• Testo:
+ + +

Psicologia della casa

Scritto da Luciana Quaia il 21-07-2011

Ci troviamo spesso, su queste pagine, a trattare argomenti che riguardano sicurezza e tecnologia della casa, con proposte utili a raggiungere comfort e accessibilità anche quando le forze del corpo fisico si allentano. Questo per garantire ad ogni persona il diritto ad abitare il proprio spazio vitale nonostante gli impedimenti che sovente, con dolore, impongono il trasferimento in una struttura assistita.

In questo articolo si cercherà di approfondire il significato simbolico e psicologico che la casa riveste per l’essere umano, al di là del suo aspetto meramente materiale. La dimora, infatti, oltre a costituire riparo e protezione dalle avversità del mondo esterno, rappresenta dal punto di vista psicologico il nostro primo universo e spazio privilegiato per la nostra individuazione.

Gaston Bachelard , filosofo francese, definisce la casa come uno spazio che racchiude e comprime il tempo attraverso la memoria e l’immaginazione. E’ questo spazio ancestrale che diventa eco e contenitore dei valori di intimità custoditi nel nostro mondo interiore. E’ fra queste mura che si raccolgono i quattro elementi della vita terrestre acqua, terra, aria, fuoco, agenti intermediari fra mondo esterno e interno.

Le società primitive per lungo tempo hanno attribuito all’abitazione e al focolare un valore sacrale: la scelta di posizionarli in un preciso rapporto con il cielo, restituiva all’uomo l’illusione di sentirsi in una comunicazione diretta tra pietre e stelle, trovando così un rimedio alle proprie angosce di effimero passaggio nel mondo.

E anche quando la visione “cosmica” della casa si attenua in virtù dei primi fenomeni di inurbazione, un nuovo tipo di sacralità individua nella presenza soprannaturale una forma alternativa di protezione: i Lari, spiriti ancestrali degli antenati, acquistano ruolo di divinità domestiche di ogni casa e custodi di ogni famiglia.

Nel luogo di vita e di crescita, sotto l’influsso positivo dei geni divini, trovano significato i gesti semplici e profondi della famiglia: il rapporto con la natura e le sue stagioni, la continuità fra le diverse generazioni, l’accudimento dei bambini, il posto per i grandi vecchi, la ritualizzazione del lutto, l’integrazione del diverso, i riti di iniziazione e socializzazione.

Certo, la scomparsa del focolare nel giro di pochi decenni ha determinato la perdita della struttura tradizionale domestica; dal grande spazio collettivo intorno al fuoco e la camera comunitaria dove dormire durante la notte si è gradualmente passati all’abitazione suddivisa in locali dalle specifiche funzioni, dove abitare e lavorare vengono nettamente distinti.

+ + +

• Voci fornite:

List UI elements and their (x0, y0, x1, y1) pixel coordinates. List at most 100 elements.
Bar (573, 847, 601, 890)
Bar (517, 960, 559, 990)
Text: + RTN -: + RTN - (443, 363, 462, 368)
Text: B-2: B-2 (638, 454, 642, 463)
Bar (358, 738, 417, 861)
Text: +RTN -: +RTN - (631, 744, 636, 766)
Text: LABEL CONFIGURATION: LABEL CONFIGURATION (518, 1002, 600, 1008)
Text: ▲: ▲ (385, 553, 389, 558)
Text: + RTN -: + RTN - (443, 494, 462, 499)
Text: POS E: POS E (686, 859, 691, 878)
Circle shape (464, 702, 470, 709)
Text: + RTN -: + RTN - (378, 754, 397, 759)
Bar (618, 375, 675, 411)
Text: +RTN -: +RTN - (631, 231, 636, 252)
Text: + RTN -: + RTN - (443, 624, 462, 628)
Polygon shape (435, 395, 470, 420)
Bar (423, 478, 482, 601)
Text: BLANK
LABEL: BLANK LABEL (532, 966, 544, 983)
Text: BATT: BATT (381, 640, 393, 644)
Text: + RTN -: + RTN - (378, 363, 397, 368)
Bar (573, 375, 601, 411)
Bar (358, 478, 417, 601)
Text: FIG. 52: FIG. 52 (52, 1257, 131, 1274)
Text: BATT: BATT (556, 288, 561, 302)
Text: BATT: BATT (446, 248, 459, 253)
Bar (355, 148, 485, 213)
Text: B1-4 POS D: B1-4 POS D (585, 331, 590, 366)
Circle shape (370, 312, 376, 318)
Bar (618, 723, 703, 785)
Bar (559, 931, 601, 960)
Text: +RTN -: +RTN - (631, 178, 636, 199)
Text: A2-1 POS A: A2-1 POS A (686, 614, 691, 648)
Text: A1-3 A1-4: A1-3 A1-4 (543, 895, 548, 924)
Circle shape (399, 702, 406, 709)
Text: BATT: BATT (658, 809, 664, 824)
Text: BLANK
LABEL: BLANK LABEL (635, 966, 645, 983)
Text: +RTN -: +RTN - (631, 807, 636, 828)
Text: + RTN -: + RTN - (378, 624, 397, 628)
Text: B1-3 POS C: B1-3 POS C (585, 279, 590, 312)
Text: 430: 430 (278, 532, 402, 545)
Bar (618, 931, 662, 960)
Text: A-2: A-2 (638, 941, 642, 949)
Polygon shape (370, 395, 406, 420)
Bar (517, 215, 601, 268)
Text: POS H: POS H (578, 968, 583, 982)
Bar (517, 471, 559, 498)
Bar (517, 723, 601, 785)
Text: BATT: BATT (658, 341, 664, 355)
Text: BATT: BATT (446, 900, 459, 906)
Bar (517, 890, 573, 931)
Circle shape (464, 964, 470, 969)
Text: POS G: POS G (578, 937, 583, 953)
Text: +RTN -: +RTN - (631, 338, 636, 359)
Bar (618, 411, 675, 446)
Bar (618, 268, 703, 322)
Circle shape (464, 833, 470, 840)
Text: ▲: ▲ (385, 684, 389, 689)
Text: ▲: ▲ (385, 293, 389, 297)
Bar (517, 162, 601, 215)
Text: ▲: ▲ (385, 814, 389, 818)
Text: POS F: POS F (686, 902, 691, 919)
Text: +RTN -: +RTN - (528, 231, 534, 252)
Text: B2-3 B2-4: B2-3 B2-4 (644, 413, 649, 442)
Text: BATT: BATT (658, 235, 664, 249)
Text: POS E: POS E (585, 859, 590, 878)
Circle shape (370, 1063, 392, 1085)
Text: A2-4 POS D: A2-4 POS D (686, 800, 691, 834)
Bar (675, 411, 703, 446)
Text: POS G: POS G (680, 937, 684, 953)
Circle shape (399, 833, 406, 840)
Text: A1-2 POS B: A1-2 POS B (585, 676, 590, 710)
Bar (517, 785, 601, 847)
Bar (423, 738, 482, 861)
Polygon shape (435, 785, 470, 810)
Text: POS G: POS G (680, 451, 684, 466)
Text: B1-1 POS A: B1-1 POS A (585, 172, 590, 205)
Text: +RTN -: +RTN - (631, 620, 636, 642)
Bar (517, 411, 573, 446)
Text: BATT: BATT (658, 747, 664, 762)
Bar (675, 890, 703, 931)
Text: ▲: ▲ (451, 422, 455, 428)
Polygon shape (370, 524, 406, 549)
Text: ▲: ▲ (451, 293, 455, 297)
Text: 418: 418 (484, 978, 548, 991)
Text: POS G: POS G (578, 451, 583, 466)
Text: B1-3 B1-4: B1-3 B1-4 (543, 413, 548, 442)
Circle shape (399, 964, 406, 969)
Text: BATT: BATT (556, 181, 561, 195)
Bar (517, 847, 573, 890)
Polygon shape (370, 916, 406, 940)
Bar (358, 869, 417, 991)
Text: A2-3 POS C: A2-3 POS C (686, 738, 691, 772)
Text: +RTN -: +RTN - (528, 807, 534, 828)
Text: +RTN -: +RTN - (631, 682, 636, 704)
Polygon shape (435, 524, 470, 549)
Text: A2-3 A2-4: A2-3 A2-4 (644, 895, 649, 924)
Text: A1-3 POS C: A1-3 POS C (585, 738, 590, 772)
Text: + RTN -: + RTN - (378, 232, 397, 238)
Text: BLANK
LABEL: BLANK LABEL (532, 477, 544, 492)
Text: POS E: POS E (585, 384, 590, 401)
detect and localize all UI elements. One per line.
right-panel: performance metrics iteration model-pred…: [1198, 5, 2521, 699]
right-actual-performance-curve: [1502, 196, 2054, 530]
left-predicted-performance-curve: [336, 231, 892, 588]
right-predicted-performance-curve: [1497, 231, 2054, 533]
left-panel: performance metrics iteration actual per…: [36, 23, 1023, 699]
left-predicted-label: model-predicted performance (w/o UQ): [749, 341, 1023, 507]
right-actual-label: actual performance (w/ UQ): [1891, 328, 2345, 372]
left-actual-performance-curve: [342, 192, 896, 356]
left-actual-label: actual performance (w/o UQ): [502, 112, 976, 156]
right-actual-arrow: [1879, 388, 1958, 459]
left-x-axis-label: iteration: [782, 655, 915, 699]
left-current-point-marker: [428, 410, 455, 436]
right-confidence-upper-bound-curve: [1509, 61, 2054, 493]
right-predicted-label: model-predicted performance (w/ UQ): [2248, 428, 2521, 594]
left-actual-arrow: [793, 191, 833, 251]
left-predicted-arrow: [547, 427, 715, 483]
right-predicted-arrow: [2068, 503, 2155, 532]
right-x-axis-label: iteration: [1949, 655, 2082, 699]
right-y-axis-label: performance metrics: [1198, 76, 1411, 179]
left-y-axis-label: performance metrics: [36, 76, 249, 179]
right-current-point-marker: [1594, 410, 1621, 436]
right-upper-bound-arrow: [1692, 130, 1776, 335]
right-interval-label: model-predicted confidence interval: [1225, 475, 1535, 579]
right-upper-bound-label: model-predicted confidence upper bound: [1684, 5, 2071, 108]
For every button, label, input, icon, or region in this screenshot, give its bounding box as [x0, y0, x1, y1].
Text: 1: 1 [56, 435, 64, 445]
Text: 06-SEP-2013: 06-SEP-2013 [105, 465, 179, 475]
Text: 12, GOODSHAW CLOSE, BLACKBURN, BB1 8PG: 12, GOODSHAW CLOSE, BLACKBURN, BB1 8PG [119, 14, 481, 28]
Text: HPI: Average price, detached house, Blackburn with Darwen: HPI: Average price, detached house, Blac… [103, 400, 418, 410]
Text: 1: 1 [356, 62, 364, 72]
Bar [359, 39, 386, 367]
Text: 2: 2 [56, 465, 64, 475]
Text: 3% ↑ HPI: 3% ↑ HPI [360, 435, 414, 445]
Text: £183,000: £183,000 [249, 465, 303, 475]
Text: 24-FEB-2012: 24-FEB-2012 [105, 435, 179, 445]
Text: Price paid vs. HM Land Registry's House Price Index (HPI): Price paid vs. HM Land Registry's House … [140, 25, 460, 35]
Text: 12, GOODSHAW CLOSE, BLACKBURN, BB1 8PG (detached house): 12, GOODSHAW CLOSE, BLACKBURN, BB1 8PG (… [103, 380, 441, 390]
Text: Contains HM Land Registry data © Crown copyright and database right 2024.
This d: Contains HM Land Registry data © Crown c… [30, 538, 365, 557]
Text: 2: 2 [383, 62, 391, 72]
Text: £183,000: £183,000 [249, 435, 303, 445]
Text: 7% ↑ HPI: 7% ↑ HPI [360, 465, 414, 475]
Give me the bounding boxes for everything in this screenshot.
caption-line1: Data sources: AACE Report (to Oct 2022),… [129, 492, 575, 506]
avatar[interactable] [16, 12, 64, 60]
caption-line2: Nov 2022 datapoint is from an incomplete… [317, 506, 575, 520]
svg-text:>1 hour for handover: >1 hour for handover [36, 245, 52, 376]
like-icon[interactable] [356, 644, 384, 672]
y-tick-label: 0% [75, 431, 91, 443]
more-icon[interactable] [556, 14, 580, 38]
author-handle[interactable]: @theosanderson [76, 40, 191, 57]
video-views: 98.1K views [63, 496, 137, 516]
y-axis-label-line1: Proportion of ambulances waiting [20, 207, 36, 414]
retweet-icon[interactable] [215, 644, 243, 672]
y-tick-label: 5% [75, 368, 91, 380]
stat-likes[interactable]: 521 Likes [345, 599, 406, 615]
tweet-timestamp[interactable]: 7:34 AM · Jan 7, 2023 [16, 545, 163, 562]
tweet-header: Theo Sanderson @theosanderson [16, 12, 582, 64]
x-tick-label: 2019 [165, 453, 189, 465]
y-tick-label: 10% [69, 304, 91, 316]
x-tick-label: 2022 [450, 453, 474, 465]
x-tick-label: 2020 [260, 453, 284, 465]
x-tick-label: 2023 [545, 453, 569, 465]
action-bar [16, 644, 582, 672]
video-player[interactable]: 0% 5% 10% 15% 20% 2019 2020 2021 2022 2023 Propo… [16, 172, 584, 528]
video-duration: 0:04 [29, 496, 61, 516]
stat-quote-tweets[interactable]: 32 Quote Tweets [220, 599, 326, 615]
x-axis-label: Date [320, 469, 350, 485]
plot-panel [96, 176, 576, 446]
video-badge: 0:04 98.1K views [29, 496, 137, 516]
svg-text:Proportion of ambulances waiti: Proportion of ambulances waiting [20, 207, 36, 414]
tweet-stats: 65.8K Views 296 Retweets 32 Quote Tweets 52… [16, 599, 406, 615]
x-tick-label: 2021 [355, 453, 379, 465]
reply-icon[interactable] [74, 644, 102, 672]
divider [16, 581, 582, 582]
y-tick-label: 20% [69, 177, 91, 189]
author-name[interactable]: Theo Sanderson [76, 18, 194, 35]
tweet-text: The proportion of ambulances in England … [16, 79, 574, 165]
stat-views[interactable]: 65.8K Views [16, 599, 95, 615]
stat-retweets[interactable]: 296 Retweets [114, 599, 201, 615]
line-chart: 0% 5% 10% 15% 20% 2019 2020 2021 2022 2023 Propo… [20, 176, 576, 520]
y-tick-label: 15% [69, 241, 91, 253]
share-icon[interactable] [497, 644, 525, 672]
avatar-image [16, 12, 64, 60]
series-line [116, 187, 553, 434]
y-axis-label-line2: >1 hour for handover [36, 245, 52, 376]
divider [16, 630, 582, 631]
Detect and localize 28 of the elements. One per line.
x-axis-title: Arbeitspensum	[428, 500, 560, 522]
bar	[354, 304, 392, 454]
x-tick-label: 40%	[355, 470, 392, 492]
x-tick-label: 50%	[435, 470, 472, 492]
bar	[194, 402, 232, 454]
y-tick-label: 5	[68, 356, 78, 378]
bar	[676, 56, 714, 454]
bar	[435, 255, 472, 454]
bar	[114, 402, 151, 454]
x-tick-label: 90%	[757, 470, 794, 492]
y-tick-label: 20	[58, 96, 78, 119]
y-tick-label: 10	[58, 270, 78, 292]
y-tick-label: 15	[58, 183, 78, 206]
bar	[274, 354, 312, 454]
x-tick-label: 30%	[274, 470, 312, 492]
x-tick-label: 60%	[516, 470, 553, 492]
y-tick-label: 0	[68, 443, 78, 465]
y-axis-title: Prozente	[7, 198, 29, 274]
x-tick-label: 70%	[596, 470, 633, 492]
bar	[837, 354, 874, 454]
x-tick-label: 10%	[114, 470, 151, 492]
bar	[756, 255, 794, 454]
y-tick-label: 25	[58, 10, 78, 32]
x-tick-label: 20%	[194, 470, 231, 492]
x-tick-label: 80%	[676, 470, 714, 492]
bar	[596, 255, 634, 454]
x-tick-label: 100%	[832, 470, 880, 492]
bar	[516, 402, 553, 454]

+ + +

• Consegna A:
Secondo il testo sulla psicologia della casa, come si chiamano gli spiriti ancestrali degli antenati che diventano divinità domestiche?
• Consegna B:
Trascrivi parola per parola il brano del testo sulla psicologia della casa che comincia con "Scritto da Luciana" e prosegue fino a "la nostra individuazione.".
• Consegna C:
Riprendi il testo sulla psicologia della casa dal punto in cui si interrompe.

• Risultato A:
I Lari.

• Risultato B:
Scritto da Luciana Quaia il 21-07-2011

Ci troviamo spesso, su queste pagine, a trattare argomenti che riguardano sicurezza e tecnologia della casa, con proposte utili a raggiungere comfort e accessibilità anche quando le forze del corpo fisico si allentano. Questo per garantire ad ogni persona il diritto ad abitare il proprio spazio vitale nonostante gli impedimenti che sovente, con dolore, impongono il trasferimento in una struttura assistita.

In questo articolo si cercherà di approfondire il significato simbolico e psicologico che la casa riveste per l’essere umano, al di là del suo aspetto meramente materiale. La dimora, infatti, oltre a costituire riparo e protezione dalle avversità del mondo esterno, rappresenta dal punto di vista psicologico il nostro primo universo e spazio privilegiato per la nostra individuazione.

• Risultato C:
Non viene tuttavia smarrito il simbolo della casa come elemento inseparabile della nostra identità.

Carl Gustav Jung in un suo sogno del 1909 la interpreta come un simbolo dell’Io strutturato attraverso molti livelli di coscienza: “Mi era chiaro che la casa rappresentava una specie di immagine della psiche, cioè della condizione in cui era allora la mia coscienza, con in più le relazioni inconsce fino allora acquisite. La coscienza era rappresentata dal salotto … col pianterreno cominciava l’inconscio vero e proprio. Quanto più scendevo in basso, tanto più diventava estraneo e oscuro”.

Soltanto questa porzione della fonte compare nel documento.